Your task: Leave out the images; return the rest of the data exactly.

————

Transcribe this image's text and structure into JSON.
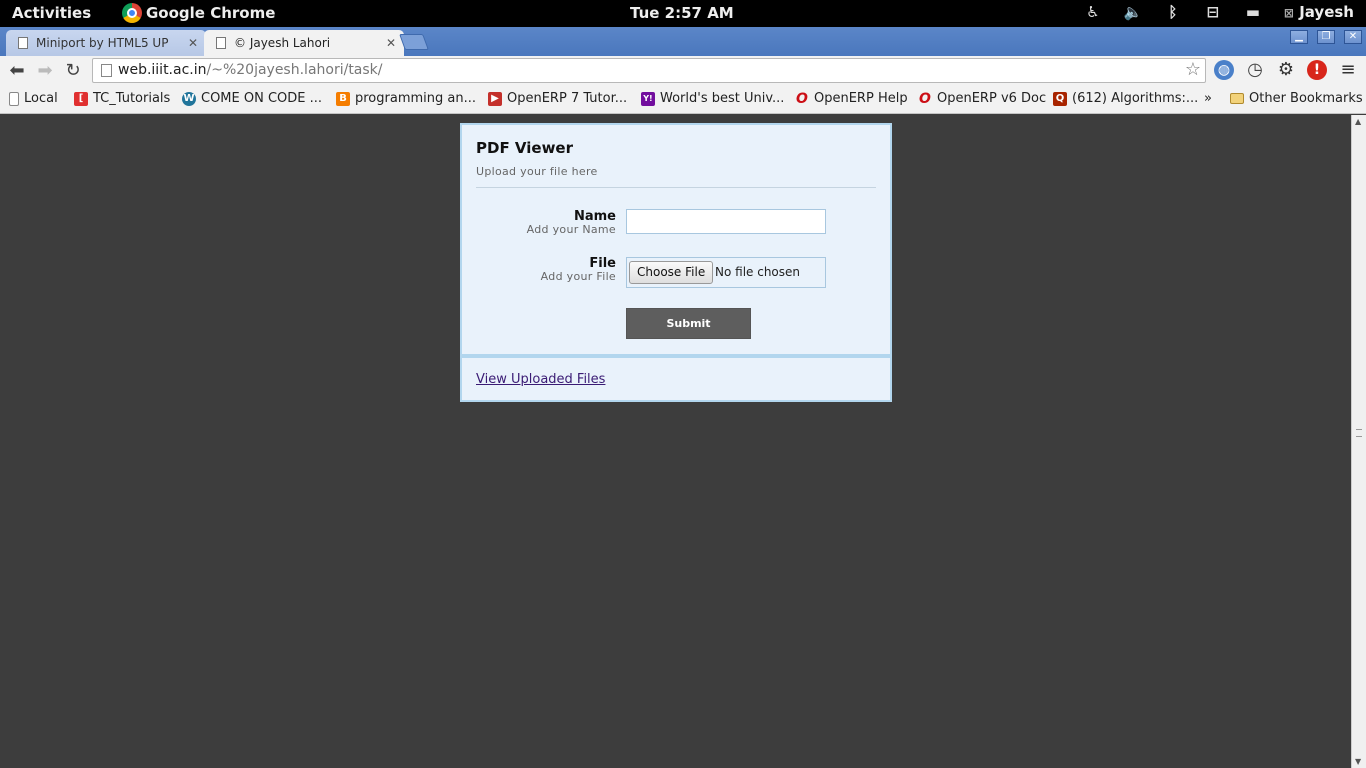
{
  "topbar": {
    "activities": "Activities",
    "app_name": "Google Chrome",
    "clock": "Tue  2:57 AM",
    "user": "Jayesh"
  },
  "tabs": [
    {
      "label": "Miniport by HTML5 UP",
      "active": false
    },
    {
      "label": "© Jayesh Lahori",
      "active": true
    }
  ],
  "toolbar": {
    "url_host": "web.iiit.ac.in",
    "url_path": "/~%20jayesh.lahori/task/"
  },
  "bookmarks": {
    "items": [
      {
        "label": "Local",
        "icon": "page-icon"
      },
      {
        "label": "TC_Tutorials",
        "icon": "topcoder-icon",
        "color": "#e03030"
      },
      {
        "label": "COME ON CODE ...",
        "icon": "wordpress-icon",
        "color": "#21759b"
      },
      {
        "label": "programming an...",
        "icon": "blogger-icon",
        "color": "#f57d00"
      },
      {
        "label": "OpenERP 7 Tutor...",
        "icon": "youtube-icon",
        "color": "#c4302b"
      },
      {
        "label": "World's best Univ...",
        "icon": "yahoo-icon",
        "color": "#720e9e"
      },
      {
        "label": "OpenERP Help",
        "icon": "opera-icon",
        "color": "#cc0f16"
      },
      {
        "label": "OpenERP v6 Doc",
        "icon": "opera-icon",
        "color": "#cc0f16"
      },
      {
        "label": "(612) Algorithms:...",
        "icon": "quora-icon",
        "color": "#a82400"
      }
    ],
    "overflow": "»",
    "other": "Other Bookmarks"
  },
  "page": {
    "title": "PDF Viewer",
    "subtitle": "Upload your file here",
    "name_label": "Name",
    "name_hint": "Add your Name",
    "name_value": "",
    "file_label": "File",
    "file_hint": "Add your File",
    "choose_button": "Choose File",
    "no_file": "No file chosen",
    "submit": "Submit",
    "view_link": "View Uploaded Files"
  },
  "colors": {
    "page_background": "#3d3d3d",
    "card_background": "#e9f2fb",
    "card_border": "#b2d6ee",
    "submit_background": "#5e5e5e",
    "link_color": "#3a1b74"
  }
}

————

Full answer:
Transcribe this image's text and structure into JSON.
{
  "topbar": {
    "activities": "Activities",
    "app_name": "Google Chrome",
    "clock": "Tue  2:57 AM",
    "user": "Jayesh"
  },
  "tabs": [
    {
      "label": "Miniport by HTML5 UP",
      "active": false
    },
    {
      "label": "© Jayesh Lahori",
      "active": true
    }
  ],
  "toolbar": {
    "url_host": "web.iiit.ac.in",
    "url_path": "/~%20jayesh.lahori/task/"
  },
  "bookmarks": {
    "items": [
      {
        "label": "Local",
        "icon": "page-icon"
      },
      {
        "label": "TC_Tutorials",
        "icon": "topcoder-icon",
        "color": "#e03030"
      },
      {
        "label": "COME ON CODE ...",
        "icon": "wordpress-icon",
        "color": "#21759b"
      },
      {
        "label": "programming an...",
        "icon": "blogger-icon",
        "color": "#f57d00"
      },
      {
        "label": "OpenERP 7 Tutor...",
        "icon": "youtube-icon",
        "color": "#c4302b"
      },
      {
        "label": "World's best Univ...",
        "icon": "yahoo-icon",
        "color": "#720e9e"
      },
      {
        "label": "OpenERP Help",
        "icon": "opera-icon",
        "color": "#cc0f16"
      },
      {
        "label": "OpenERP v6 Doc",
        "icon": "opera-icon",
        "color": "#cc0f16"
      },
      {
        "label": "(612) Algorithms:...",
        "icon": "quora-icon",
        "color": "#a82400"
      }
    ],
    "overflow": "»",
    "other": "Other Bookmarks"
  },
  "page": {
    "title": "PDF Viewer",
    "subtitle": "Upload your file here",
    "name_label": "Name",
    "name_hint": "Add your Name",
    "name_value": "",
    "file_label": "File",
    "file_hint": "Add your File",
    "choose_button": "Choose File",
    "no_file": "No file chosen",
    "submit": "Submit",
    "view_link": "View Uploaded Files"
  },
  "colors": {
    "page_background": "#3d3d3d",
    "card_background": "#e9f2fb",
    "card_border": "#b2d6ee",
    "submit_background": "#5e5e5e",
    "link_color": "#3a1b74"
  }
}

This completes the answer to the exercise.